──────── Source text
Commit f131bd3e authored by Alexei Starovoitov's avatar Alexei Starovoitov

Merge branch 'cloudflare-prog'

Lorenz Bauer says:

====================
We've been developing an in-house L4 load balancer based on XDP
and TC for a while. Following Alexei's call for more up-to-date examples of
production BPF in the kernel tree [1], Cloudflare is making this available
under dual GPL-2.0 or BSD 3-clause terms.

The code requires at least v5.3 to function correctly.

1: https://lore.kernel.org/bpf/20200326210719.den5isqxntnoqhmv@ast-mbp/
====================
Signed-off-by: default avatarAlexei Starovoitov <ast@kernel.org>
parents 6f8a57cc 23458901
// SPDX-License-Identifier: GPL-2.0 OR BSD-3-Clause
// Copyright (c) 2020 Cloudflare
#define _GNU_SOURCE
#include <arpa/inet.h>
#include <string.h>
#include <linux/pkt_cls.h>
#include <test_progs.h>
#include "progs/test_cls_redirect.h"
────────────────
──────── Information supplied
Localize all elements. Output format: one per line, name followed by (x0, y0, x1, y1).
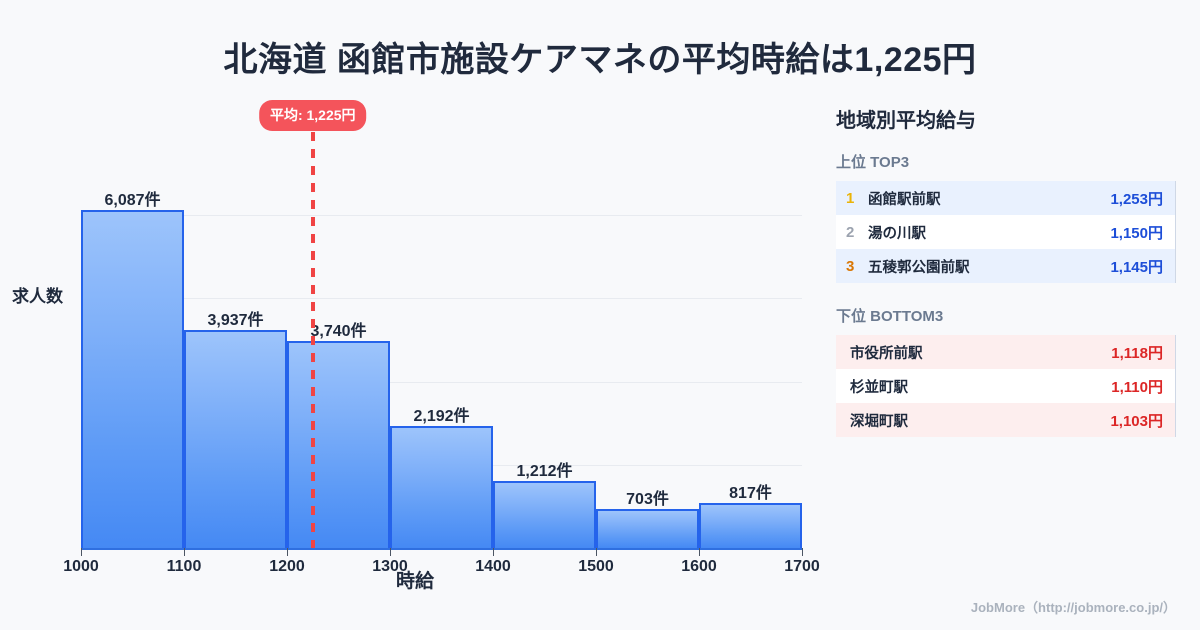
────────────────
### Given task:
Answer these questions from the commit text above:
1. What is the name of the merged branch?
2. Which two technologies is the in-house L4 load balancer based on?
3. What is the minimum kernel version the code needs to function correctly?

### Result of this exercise:
1. cloudflare-prog
2. XDP and TC
3. v5.3